:: PROBLEM DESCRIPTION ::
Copy every entry word for word. Skip the pictures.

*** RECORDS SHOWN ***

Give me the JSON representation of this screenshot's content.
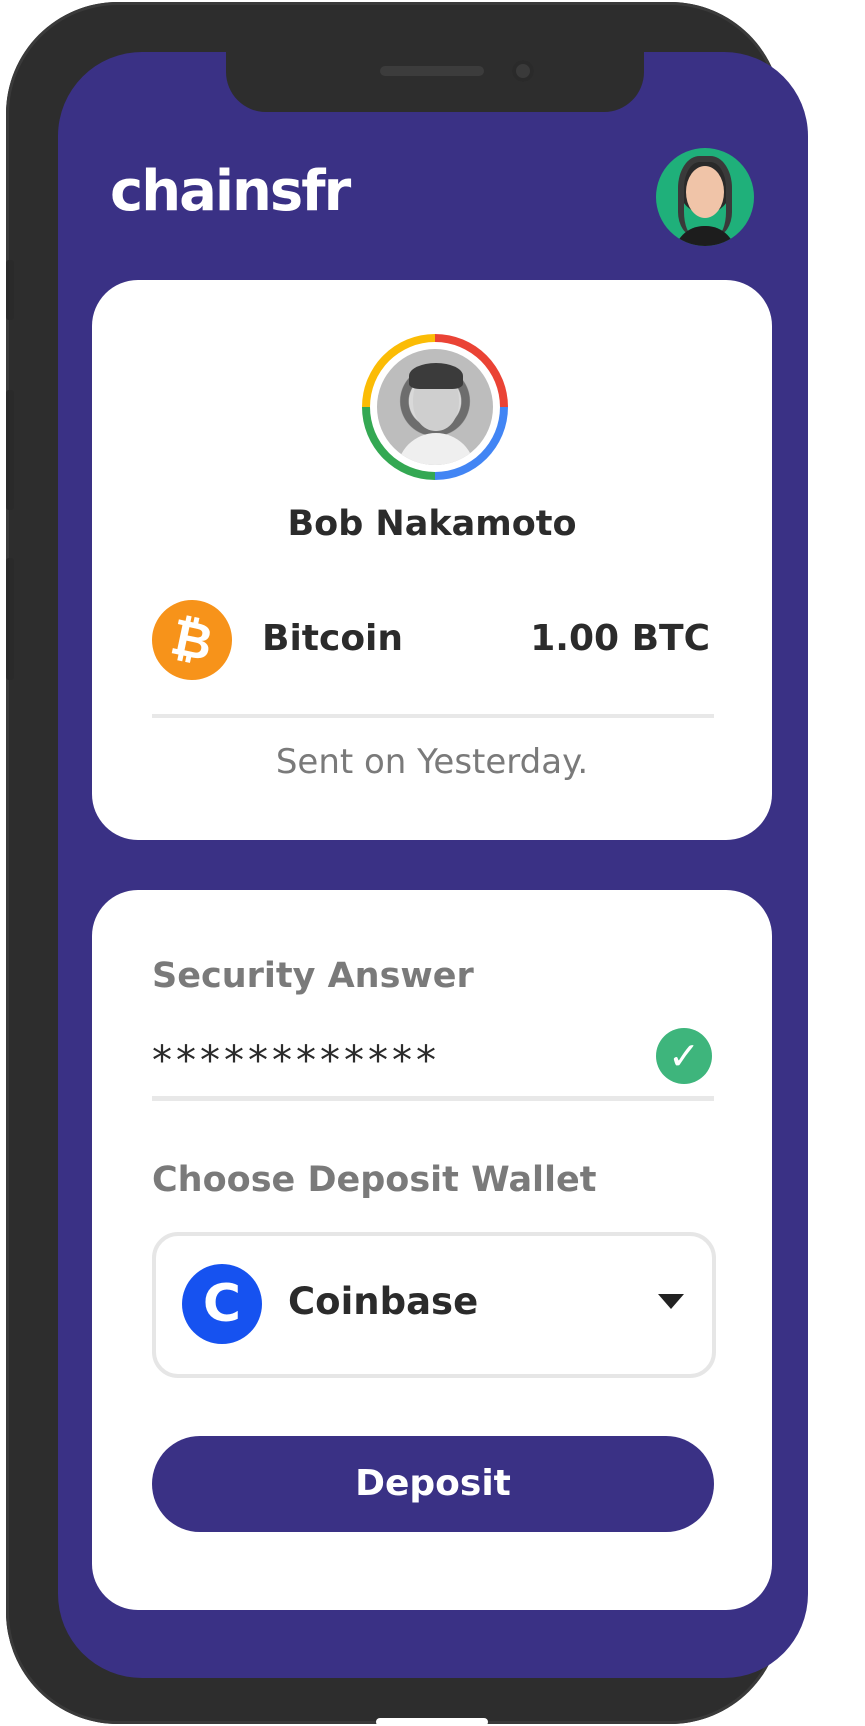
{
  "app": {
    "logo_text": "chainsfr"
  },
  "transfer": {
    "sender_name": "Bob Nakamoto",
    "coin_name": "Bitcoin",
    "coin_symbol_glyph": "₿",
    "amount": "1.00 BTC",
    "sent_text": "Sent on Yesterday."
  },
  "security": {
    "label": "Security Answer",
    "value": "************",
    "valid_glyph": "✓"
  },
  "wallet": {
    "label": "Choose Deposit Wallet",
    "selected": "Coinbase",
    "icon_glyph": "C"
  },
  "actions": {
    "deposit_label": "Deposit"
  },
  "colors": {
    "brand": "#3a3185",
    "bitcoin": "#f7931a",
    "coinbase": "#1652f0",
    "success": "#3eb57c"
  }
}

***

:: FULL OUTPUT ::
Give me the JSON representation of this screenshot's content.
{
  "app": {
    "logo_text": "chainsfr"
  },
  "transfer": {
    "sender_name": "Bob Nakamoto",
    "coin_name": "Bitcoin",
    "coin_symbol_glyph": "₿",
    "amount": "1.00 BTC",
    "sent_text": "Sent on Yesterday."
  },
  "security": {
    "label": "Security Answer",
    "value": "************",
    "valid_glyph": "✓"
  },
  "wallet": {
    "label": "Choose Deposit Wallet",
    "selected": "Coinbase",
    "icon_glyph": "C"
  },
  "actions": {
    "deposit_label": "Deposit"
  },
  "colors": {
    "brand": "#3a3185",
    "bitcoin": "#f7931a",
    "coinbase": "#1652f0",
    "success": "#3eb57c"
  }
}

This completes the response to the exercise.